◆ Problem description
Determine how many lines carry the word "regulations". Output that number only.

◆ Input for this task
=-=-=

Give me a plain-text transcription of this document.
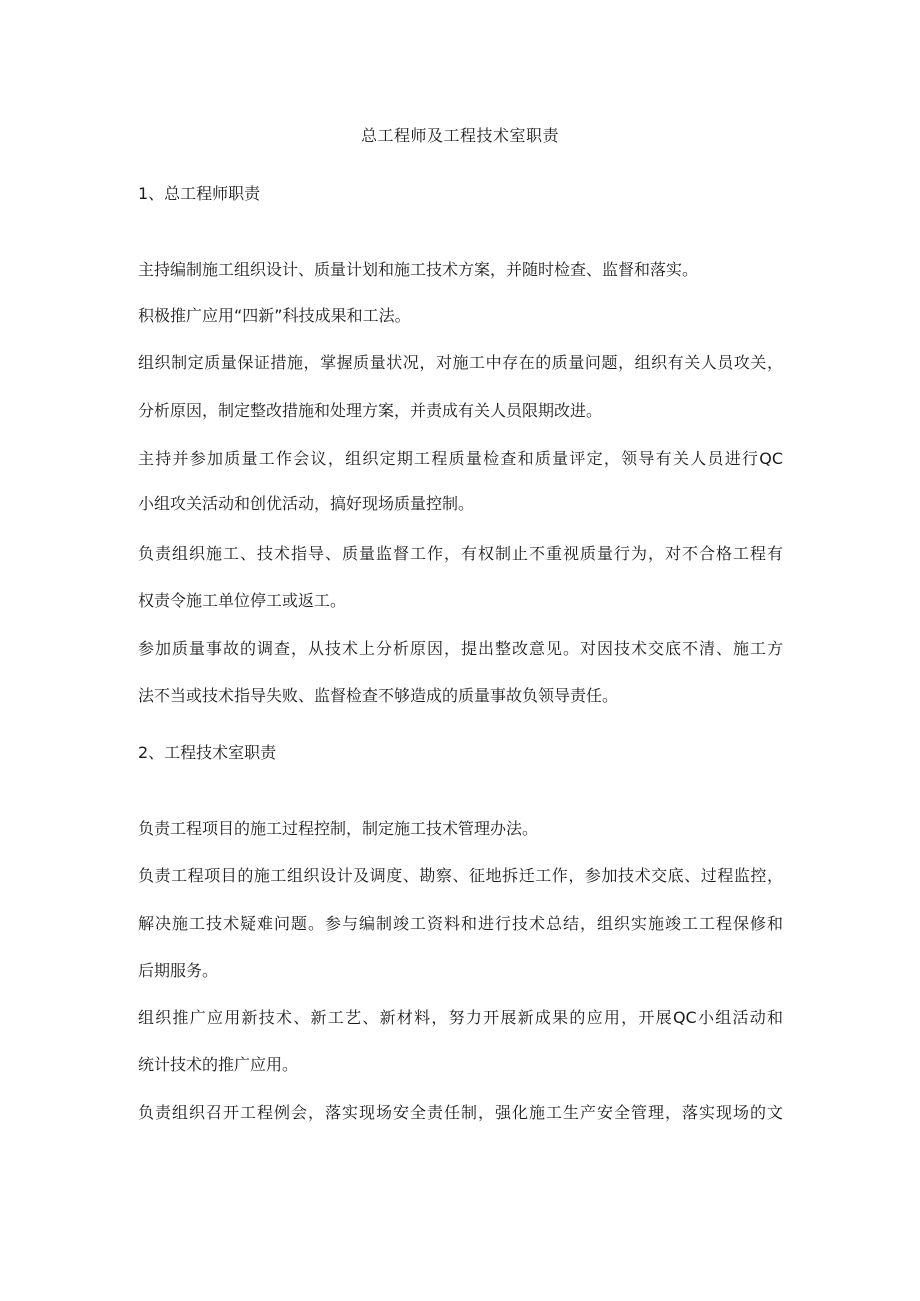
总工程师及工程技术室职责
1、总工程师职责
主持编制施工组织设计、质量计划和施工技术方案，并随时检查、监督和落实。
积极推广应用“四新”科技成果和工法。
组织制定质量保证措施，掌握质量状况，对施工中存在的质量问题，组织有关人员攻关，
分析原因，制定整改措施和处理方案，并责成有关人员限期改进。
主持并参加质量工作会议，组织定期工程质量检查和质量评定，领导有关人员进行QC
小组攻关活动和创优活动，搞好现场质量控制。
负责组织施工、技术指导、质量监督工作，有权制止不重视质量行为，对不合格工程有
权责令施工单位停工或返工。
参加质量事故的调查，从技术上分析原因，提出整改意见。对因技术交底不清、施工方
法不当或技术指导失败、监督检查不够造成的质量事故负领导责任。
2、工程技术室职责
负责工程项目的施工过程控制，制定施工技术管理办法。
负责工程项目的施工组织设计及调度、勘察、征地拆迁工作，参加技术交底、过程监控，
解决施工技术疑难问题。参与编制竣工资料和进行技术总结，组织实施竣工工程保修和
后期服务。
组织推广应用新技术、新工艺、新材料，努力开展新成果的应用，开展QC小组活动和
统计技术的推广应用。
负责组织召开工程例会，落实现场安全责任制，强化施工生产安全管理，落实现场的文
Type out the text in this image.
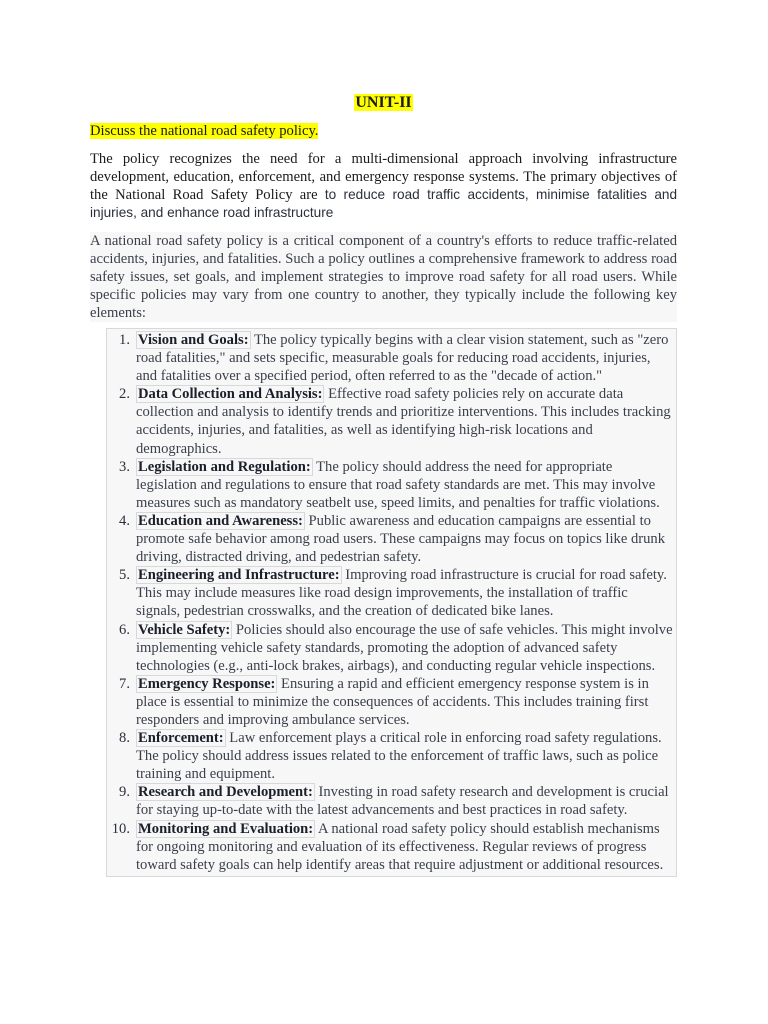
UNIT-II

Discuss the national road safety policy.

The policy recognizes the need for a multi-dimensional approach involving infrastructure development, education, enforcement, and emergency response systems. The primary objectives of the National Road Safety Policy are to reduce road traffic accidents, minimise fatalities and injuries, and enhance road infrastructure

A national road safety policy is a critical component of a country's efforts to reduce traffic-related accidents, injuries, and fatalities. Such a policy outlines a comprehensive framework to address road safety issues, set goals, and implement strategies to improve road safety for all road users. While specific policies may vary from one country to another, they typically include the following key elements:

1. Vision and Goals: The policy typically begins with a clear vision statement, such as "zero road fatalities," and sets specific, measurable goals for reducing road accidents, injuries, and fatalities over a specified period, often referred to as the "decade of action."
2. Data Collection and Analysis: Effective road safety policies rely on accurate data collection and analysis to identify trends and prioritize interventions. This includes tracking accidents, injuries, and fatalities, as well as identifying high-risk locations and demographics.
3. Legislation and Regulation: The policy should address the need for appropriate legislation and regulations to ensure that road safety standards are met. This may involve measures such as mandatory seatbelt use, speed limits, and penalties for traffic violations.
4. Education and Awareness: Public awareness and education campaigns are essential to promote safe behavior among road users. These campaigns may focus on topics like drunk driving, distracted driving, and pedestrian safety.
5. Engineering and Infrastructure: Improving road infrastructure is crucial for road safety. This may include measures like road design improvements, the installation of traffic signals, pedestrian crosswalks, and the creation of dedicated bike lanes.
6. Vehicle Safety: Policies should also encourage the use of safe vehicles. This might involve implementing vehicle safety standards, promoting the adoption of advanced safety technologies (e.g., anti-lock brakes, airbags), and conducting regular vehicle inspections.
7. Emergency Response: Ensuring a rapid and efficient emergency response system is in place is essential to minimize the consequences of accidents. This includes training first responders and improving ambulance services.
8. Enforcement: Law enforcement plays a critical role in enforcing road safety regulations. The policy should address issues related to the enforcement of traffic laws, such as police training and equipment.
9. Research and Development: Investing in road safety research and development is crucial for staying up-to-date with the latest advancements and best practices in road safety.
10. Monitoring and Evaluation: A national road safety policy should establish mechanisms for ongoing monitoring and evaluation of its effectiveness. Regular reviews of progress toward safety goals can help identify areas that require adjustment or additional resources.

=-=-=

◆ Answer to the exercise
2